→ **SHORT PROBLEM**: Locate the line that contains "Transcribe the text in this document.". Print it and each following line through the end of the listing, verbatim, and nothing more.

→ **PROVIDED ENTRIES**:

+ + + + + + +

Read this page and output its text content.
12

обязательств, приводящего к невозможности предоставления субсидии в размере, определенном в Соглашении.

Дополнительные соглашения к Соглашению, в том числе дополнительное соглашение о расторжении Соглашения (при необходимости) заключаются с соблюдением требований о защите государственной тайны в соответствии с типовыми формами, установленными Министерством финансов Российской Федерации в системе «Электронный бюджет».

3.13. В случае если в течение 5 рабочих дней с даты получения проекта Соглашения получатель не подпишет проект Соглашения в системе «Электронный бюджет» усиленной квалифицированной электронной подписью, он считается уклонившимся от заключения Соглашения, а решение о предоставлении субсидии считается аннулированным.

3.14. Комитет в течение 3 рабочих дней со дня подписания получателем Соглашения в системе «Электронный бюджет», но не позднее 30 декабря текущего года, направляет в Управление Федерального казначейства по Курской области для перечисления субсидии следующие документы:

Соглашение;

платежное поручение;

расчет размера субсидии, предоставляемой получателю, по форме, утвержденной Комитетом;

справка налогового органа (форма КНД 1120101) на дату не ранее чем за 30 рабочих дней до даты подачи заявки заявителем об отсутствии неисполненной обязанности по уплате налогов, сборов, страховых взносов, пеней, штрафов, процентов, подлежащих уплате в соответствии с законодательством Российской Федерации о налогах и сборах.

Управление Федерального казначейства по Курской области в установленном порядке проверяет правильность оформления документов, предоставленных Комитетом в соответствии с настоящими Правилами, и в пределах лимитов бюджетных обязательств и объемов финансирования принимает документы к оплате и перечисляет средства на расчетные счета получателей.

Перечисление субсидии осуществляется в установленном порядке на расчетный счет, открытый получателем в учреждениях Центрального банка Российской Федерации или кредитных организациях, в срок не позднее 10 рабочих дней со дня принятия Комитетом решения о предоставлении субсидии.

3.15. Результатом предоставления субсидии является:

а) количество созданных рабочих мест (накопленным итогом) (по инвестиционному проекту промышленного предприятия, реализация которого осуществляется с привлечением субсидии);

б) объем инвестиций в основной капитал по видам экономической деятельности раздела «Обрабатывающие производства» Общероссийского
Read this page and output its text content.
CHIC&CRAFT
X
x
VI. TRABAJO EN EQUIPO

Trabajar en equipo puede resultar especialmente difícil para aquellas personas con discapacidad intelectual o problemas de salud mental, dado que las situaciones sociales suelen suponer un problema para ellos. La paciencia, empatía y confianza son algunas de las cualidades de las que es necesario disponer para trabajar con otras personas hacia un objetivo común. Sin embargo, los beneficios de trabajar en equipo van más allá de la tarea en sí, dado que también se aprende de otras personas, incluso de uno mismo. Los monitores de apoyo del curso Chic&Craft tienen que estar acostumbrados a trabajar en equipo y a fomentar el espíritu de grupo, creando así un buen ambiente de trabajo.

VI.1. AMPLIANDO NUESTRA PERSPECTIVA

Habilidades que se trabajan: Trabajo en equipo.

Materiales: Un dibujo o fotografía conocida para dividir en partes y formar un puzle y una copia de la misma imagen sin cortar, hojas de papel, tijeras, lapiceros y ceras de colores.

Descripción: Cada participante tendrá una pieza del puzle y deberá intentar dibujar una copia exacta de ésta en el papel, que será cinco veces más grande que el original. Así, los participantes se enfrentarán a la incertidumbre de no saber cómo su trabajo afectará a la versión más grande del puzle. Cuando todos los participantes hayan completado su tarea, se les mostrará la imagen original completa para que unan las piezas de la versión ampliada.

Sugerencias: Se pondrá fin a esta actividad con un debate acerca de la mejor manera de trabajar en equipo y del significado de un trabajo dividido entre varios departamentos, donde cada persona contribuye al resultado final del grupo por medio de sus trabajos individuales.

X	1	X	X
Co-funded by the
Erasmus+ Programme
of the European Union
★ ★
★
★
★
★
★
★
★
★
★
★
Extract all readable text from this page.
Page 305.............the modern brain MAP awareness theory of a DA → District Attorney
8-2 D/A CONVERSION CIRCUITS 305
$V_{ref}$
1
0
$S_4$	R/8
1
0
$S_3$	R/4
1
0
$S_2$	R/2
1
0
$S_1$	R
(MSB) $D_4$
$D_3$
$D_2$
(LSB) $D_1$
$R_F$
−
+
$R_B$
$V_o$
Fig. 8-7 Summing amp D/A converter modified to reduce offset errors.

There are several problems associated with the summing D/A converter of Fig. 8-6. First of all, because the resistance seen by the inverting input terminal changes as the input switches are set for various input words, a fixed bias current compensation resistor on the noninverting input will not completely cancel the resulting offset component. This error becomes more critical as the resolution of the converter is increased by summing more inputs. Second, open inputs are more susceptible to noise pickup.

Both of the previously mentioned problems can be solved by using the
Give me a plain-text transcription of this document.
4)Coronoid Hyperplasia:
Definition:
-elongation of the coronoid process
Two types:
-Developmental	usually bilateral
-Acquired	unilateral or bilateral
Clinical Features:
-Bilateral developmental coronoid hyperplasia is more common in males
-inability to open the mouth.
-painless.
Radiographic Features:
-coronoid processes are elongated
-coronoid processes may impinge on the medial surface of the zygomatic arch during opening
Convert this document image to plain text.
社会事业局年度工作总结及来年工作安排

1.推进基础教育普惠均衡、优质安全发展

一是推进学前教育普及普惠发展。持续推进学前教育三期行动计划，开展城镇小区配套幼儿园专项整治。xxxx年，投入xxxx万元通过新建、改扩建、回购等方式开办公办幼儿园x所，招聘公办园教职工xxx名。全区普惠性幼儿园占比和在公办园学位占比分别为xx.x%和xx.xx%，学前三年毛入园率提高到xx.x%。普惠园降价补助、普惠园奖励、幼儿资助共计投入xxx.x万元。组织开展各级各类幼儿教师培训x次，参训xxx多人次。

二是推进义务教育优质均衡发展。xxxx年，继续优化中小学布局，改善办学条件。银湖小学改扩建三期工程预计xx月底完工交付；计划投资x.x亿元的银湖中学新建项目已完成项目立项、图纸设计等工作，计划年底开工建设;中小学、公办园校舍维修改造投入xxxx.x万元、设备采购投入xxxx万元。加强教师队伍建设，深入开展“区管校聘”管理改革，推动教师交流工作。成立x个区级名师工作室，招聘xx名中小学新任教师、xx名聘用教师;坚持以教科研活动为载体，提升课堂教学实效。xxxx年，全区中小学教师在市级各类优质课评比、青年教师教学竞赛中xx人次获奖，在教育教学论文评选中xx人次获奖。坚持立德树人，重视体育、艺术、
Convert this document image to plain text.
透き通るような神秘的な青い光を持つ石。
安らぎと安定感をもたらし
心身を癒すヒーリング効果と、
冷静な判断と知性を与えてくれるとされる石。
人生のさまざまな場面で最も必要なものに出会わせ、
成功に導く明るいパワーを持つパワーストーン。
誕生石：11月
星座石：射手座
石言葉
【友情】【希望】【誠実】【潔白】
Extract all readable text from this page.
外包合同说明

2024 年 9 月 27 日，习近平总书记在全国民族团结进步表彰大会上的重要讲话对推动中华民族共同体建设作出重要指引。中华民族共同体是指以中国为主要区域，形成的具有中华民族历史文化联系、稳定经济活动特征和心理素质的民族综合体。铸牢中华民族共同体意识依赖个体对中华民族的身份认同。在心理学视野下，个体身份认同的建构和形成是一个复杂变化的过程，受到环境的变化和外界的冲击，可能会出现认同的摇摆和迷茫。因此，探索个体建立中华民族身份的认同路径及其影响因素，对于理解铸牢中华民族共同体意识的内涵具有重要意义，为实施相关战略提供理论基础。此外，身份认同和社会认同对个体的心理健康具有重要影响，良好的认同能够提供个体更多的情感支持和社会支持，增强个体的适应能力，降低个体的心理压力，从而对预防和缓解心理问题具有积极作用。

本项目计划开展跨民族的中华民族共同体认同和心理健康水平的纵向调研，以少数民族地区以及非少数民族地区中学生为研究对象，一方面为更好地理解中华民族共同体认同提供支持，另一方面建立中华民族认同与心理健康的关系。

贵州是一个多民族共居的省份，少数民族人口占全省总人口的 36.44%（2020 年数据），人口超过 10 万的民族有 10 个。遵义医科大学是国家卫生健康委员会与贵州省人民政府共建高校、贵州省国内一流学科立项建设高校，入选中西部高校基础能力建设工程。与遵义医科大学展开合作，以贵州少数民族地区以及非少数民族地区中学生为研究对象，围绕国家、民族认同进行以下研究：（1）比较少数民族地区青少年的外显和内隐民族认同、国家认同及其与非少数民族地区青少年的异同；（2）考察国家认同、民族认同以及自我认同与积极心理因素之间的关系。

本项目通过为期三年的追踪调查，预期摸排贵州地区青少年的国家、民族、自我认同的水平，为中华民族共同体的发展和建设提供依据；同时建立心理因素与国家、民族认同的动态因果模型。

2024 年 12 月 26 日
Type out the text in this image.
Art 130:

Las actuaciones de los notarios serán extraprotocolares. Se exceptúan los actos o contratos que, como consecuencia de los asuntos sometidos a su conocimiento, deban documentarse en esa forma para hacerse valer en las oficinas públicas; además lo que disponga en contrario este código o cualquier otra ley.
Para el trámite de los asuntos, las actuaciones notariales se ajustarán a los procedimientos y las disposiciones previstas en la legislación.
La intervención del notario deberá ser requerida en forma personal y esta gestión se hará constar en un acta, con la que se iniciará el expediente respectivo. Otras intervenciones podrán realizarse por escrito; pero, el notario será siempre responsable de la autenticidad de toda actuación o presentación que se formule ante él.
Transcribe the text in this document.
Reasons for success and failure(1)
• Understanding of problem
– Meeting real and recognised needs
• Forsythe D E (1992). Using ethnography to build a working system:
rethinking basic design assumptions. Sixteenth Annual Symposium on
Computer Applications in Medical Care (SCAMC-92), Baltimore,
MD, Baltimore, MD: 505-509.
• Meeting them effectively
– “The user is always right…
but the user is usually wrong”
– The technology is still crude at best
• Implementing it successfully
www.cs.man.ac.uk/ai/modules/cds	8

+ + + + + + +

→ **ANSWER TO THIS TASK**:
Transcribe the text in this document.
Reasons for success and failure(1)
• Understanding of problem
– Meeting real and recognised needs
• Forsythe D E (1992). Using ethnography to build a working system:
rethinking basic design assumptions. Sixteenth Annual Symposium on
Computer Applications in Medical Care (SCAMC-92), Baltimore,
MD, Baltimore, MD: 505-509.
• Meeting them effectively
– “The user is always right…
but the user is usually wrong”
– The technology is still crude at best
• Implementing it successfully
www.cs.man.ac.uk/ai/modules/cds	8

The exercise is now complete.